___ BRANO SELEZIONATO ___

Non interventi puntiformi quindi, ma progetti locali articolati e coerenti con visioni strategiche integrate tra settori interconnessi quali le dinamiche demografiche, l’agricoltura, il turismo, la mobilità, la formazione, il terziario avanzato.
E’ urgente e irrinunciabile quindi adeguare a queste nuove complessità l’impianto normativo di riferimento per le aree montane, con scelte concrete che ne riconoscano la specificità e ne compensino le fondamentali funzioni di presidio, conservazione e valorizzazione di ambienti che rappresentano una fondamentale memoria culturale ed un importante ponte biotico per l’Europa.
Mi riferisco in particolare alla riforma della legge 97, alla ratifica ed all’attuazione dei protocolli della Convenzione delle Alpi, all’attivazione del sistema territoriale dell’arco alpino previsto dalla legge 426 del ‘98, alla definitiva approvazione delle misure per il sostegno e la valorizzazione dei piccoli comuni, ad un concreto riconoscimento di sussidarietà ed autogoverno per le aree di montagna negli statuti regionali, fino alla definizione di uno specifico programma di interventi dell’U.E. per la montagna in sede di ridefinizione dei fondi a finalità strutturali.

___

-- CONSEGNA 1 --
Cita testualmente il passo del brano sulle aree montane compreso tra “E’ urgente e” e “biotico per l’Europa.”, estremi inclusi.
-- CONSEGNA 2 --
Scrivi il seguito del brano sulle aree montane, ripartendo subito dopo la sua ultima frase.

___ DATI MOSTRATI ___

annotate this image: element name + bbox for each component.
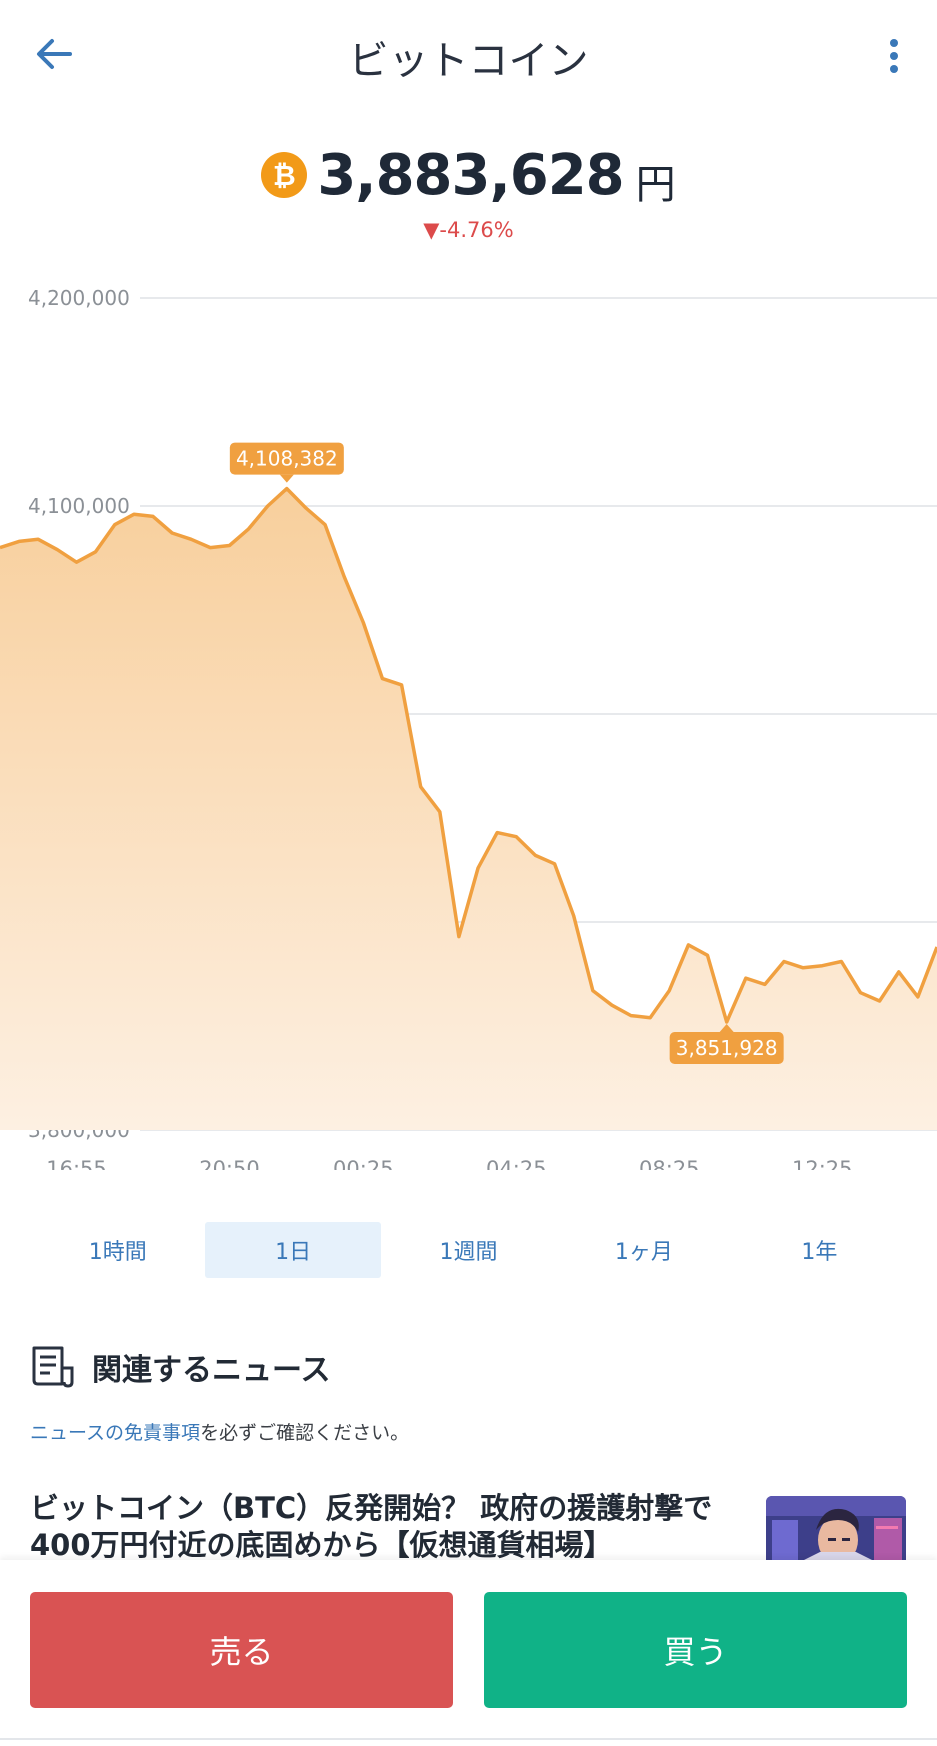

___

-- RISPOSTA ALL'ESERCIZIO 1 --
E’ urgente e irrinunciabile quindi adeguare a queste nuove complessità l’impianto normativo di riferimento per le aree montane, con scelte concrete che ne riconoscano la specificità e ne compensino le fondamentali funzioni di presidio, conservazione e valorizzazione di ambienti che rappresentano una fondamentale memoria culturale ed un importante ponte biotico per l’Europa.

-- RISPOSTA ALL'ESERCIZIO 2 --
Norme quadro, deleghe, incentivi ed indennizzi però non sono sufficienti a ridisegnare scenari sostenibili per queste terre e le nostre comunità se non sapremo “fare società locale” attraverso forme di governo sorrette da processi realmente partecipativi e di concertazione, in una prioritaria alleanza con i Comuni, che partano innanzitutto da una “ritrovata coscienza” dei luoghi e del valore del patrimonio territoriale inteso come bene comune condiviso.
Progresso e benessere non coincidono solo con la crescita economica, ma sono frutto anche della qualità dell’ambiente e dell’abitare, di relazioni solidali e di reciprocità tra le persone che vivono nei nostri paesi, di ritmi lenti, di produzioni uniche e naturali, della vera ricchezza che consiste nell’essere sobri e consapevoli nei consumi.
Sta crescendo forse una nuova generazione, di montanari non per appartenenza ma per scelta, per etica e per estetica.
Tra l’abbandono e la banalizzazione della montagna esiste un “altro” futuro, difficile ma possibile: costruiamolo insieme.

Valter Bonan
estratto dall’intervento al Convegno “Alpi, ritorno al futuro” (Torino, 20 febbraio 2004)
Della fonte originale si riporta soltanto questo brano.